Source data
────────────────────────────────────────
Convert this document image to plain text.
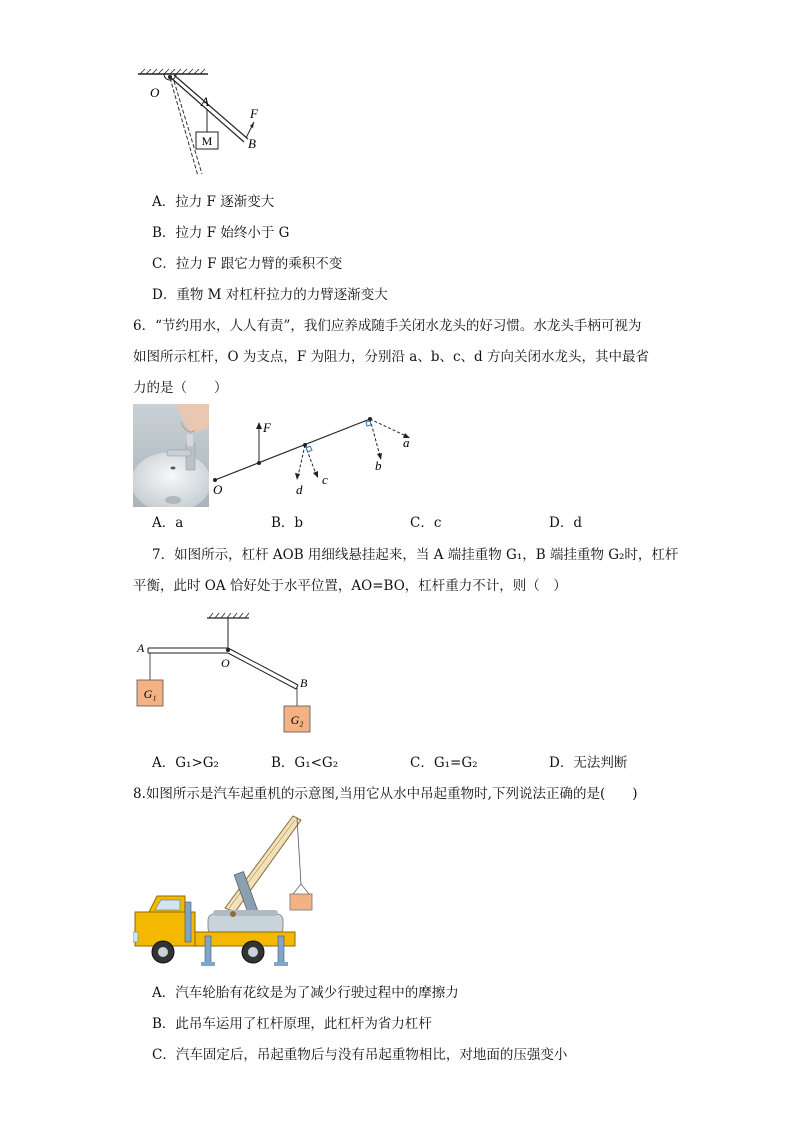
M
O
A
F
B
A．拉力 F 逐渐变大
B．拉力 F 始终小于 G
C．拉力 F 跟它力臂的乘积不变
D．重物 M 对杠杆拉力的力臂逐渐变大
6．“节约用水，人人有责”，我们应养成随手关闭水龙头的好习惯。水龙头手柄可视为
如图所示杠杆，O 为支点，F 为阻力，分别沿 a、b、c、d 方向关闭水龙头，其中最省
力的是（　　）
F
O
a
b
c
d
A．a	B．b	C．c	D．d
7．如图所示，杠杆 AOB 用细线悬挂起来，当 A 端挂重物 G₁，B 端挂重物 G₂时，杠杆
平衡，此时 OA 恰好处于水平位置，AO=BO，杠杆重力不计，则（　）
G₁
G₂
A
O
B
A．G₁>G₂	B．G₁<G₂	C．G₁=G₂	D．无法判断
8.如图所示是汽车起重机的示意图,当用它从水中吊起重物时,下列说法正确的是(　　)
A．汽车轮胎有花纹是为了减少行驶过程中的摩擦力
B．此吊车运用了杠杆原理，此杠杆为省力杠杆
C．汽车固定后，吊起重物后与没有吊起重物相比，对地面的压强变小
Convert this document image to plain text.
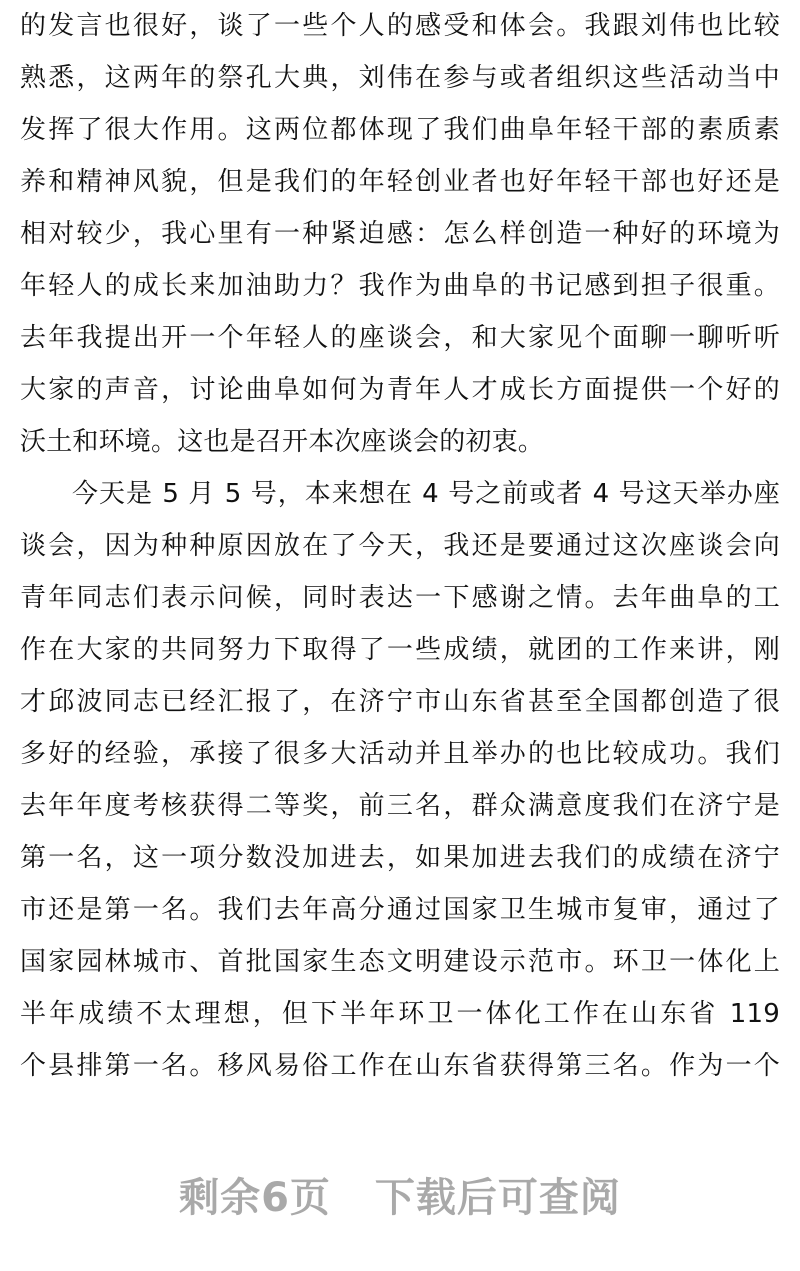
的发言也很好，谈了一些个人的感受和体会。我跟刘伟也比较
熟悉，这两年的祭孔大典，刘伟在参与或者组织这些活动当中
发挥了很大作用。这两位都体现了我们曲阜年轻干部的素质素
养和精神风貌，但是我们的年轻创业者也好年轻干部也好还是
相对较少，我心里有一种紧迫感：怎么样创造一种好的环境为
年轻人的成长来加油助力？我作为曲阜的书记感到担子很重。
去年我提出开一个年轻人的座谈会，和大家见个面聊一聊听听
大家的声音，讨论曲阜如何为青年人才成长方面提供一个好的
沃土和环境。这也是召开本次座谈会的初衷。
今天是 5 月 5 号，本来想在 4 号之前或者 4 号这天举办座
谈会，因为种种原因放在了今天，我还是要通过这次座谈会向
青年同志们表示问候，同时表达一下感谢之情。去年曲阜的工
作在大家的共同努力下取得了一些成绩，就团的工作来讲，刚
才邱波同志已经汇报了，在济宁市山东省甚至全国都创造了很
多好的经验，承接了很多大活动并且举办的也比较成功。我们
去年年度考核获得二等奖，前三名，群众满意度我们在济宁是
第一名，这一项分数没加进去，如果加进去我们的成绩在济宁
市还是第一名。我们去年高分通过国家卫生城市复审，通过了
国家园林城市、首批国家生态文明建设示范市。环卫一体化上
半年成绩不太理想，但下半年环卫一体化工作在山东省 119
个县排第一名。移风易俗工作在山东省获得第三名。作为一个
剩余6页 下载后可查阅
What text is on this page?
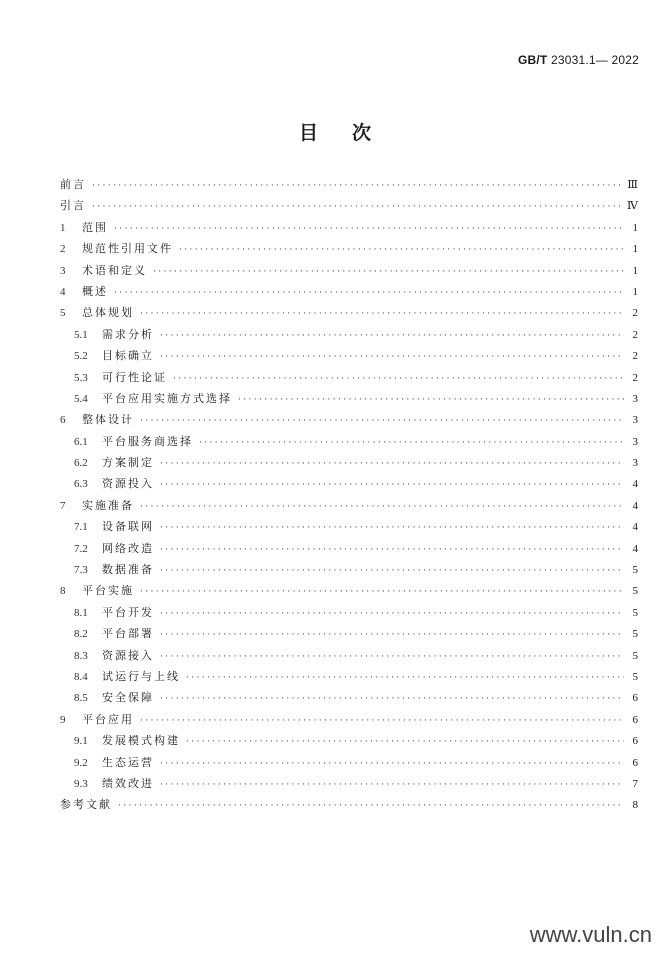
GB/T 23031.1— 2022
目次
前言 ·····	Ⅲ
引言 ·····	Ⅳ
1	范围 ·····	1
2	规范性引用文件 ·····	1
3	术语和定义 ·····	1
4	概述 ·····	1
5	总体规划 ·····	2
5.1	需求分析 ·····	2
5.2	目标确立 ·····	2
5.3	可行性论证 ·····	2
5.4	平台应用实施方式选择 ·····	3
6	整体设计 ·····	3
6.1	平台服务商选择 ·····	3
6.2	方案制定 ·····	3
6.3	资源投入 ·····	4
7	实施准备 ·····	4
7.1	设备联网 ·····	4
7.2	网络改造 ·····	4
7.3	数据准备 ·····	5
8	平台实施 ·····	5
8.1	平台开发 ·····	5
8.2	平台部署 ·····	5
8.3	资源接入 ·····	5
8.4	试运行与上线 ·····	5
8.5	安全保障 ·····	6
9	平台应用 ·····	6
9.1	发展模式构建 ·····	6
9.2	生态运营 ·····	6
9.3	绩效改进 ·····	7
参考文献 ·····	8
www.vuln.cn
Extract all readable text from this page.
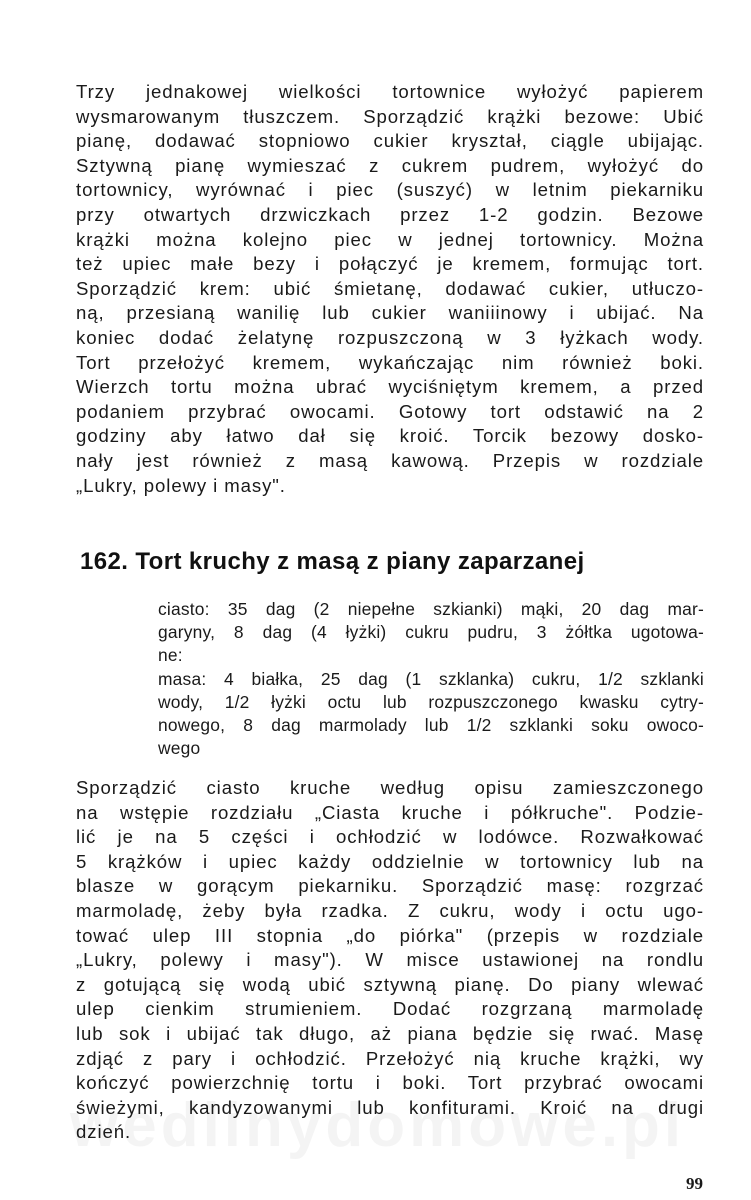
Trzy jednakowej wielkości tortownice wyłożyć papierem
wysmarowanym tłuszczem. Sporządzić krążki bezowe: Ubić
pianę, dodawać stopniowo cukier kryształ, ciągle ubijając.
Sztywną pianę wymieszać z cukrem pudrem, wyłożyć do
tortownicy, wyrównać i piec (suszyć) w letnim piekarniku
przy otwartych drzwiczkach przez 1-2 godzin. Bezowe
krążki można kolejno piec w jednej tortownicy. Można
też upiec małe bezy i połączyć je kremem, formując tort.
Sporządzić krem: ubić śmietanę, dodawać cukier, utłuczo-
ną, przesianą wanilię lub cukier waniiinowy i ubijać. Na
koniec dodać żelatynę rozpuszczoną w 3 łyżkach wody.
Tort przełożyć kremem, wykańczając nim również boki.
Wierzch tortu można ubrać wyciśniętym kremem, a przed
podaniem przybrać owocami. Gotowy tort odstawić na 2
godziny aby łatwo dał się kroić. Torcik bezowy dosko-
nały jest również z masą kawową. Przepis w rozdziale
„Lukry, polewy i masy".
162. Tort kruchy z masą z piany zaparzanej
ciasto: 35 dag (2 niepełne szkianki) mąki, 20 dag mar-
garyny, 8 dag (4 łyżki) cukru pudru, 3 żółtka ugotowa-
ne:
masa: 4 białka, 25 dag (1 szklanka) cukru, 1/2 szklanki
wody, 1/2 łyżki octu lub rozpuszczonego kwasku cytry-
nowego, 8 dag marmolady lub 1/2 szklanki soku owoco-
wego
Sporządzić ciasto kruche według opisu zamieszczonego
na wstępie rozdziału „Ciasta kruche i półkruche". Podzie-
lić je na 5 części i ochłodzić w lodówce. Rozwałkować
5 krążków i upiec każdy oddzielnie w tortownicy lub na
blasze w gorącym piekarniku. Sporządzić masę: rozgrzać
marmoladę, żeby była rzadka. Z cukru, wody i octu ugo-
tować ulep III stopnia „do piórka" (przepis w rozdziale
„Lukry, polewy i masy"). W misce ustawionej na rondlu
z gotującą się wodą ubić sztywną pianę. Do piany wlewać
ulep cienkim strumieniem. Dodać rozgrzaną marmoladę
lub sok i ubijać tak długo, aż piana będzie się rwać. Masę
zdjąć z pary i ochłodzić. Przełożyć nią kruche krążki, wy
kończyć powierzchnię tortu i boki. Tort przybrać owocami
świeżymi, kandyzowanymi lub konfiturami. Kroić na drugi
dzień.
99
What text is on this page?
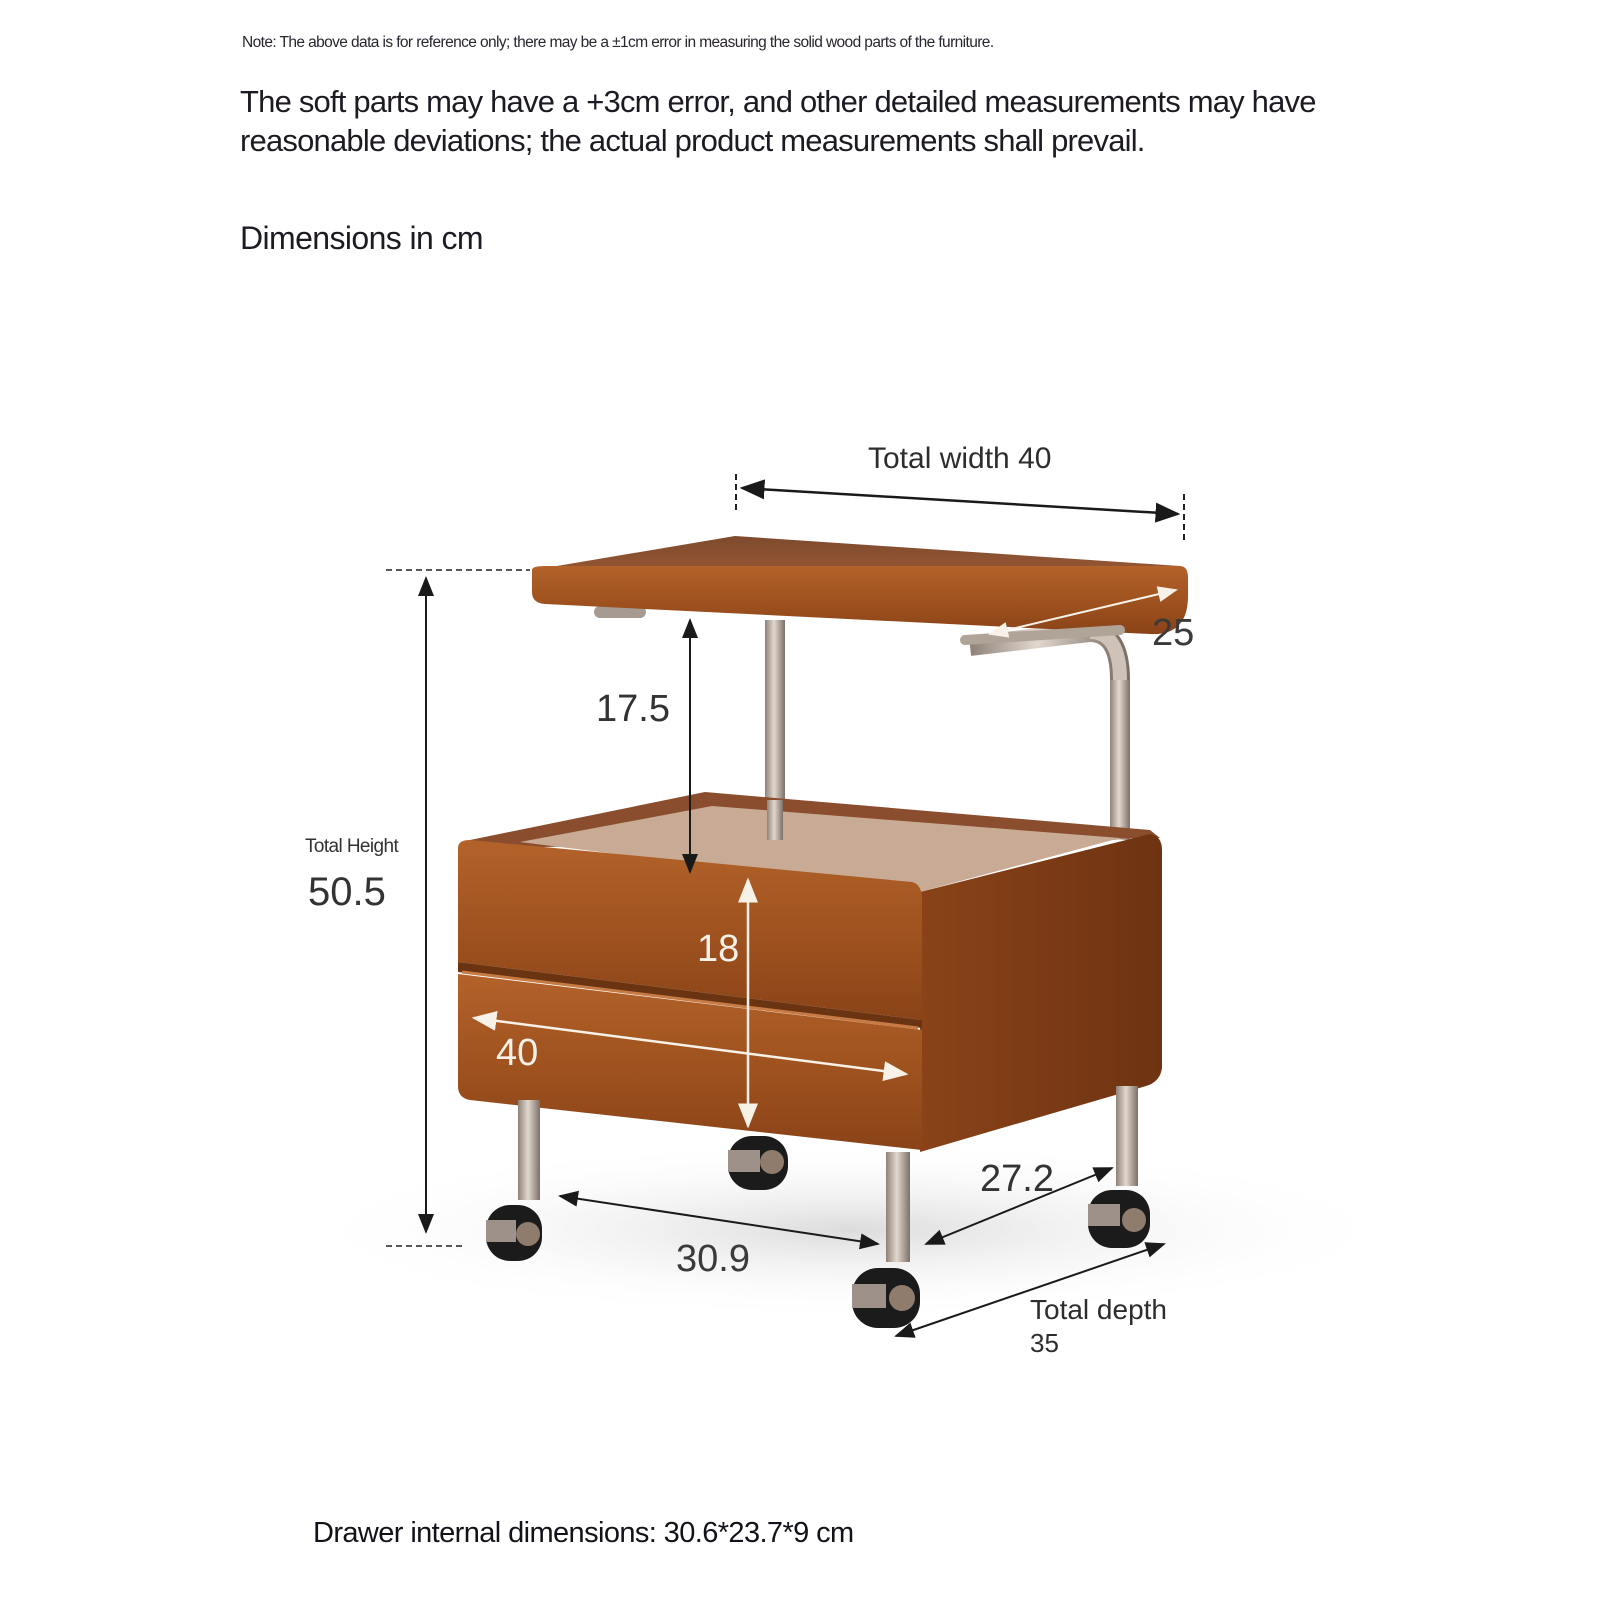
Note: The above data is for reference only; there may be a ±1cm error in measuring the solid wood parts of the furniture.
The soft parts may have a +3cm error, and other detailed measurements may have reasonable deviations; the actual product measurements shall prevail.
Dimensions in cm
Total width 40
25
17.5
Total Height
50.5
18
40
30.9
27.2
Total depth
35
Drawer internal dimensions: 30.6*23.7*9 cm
────────────────────────────────────────
* _What to do_
Locate the lines above that contain "rozdziale" and copy them.

* _Answer to the task_
nały jest również z masą kawową. Przepis w rozdziale
tować ulep III stopnia „do piórka" (przepis w rozdziale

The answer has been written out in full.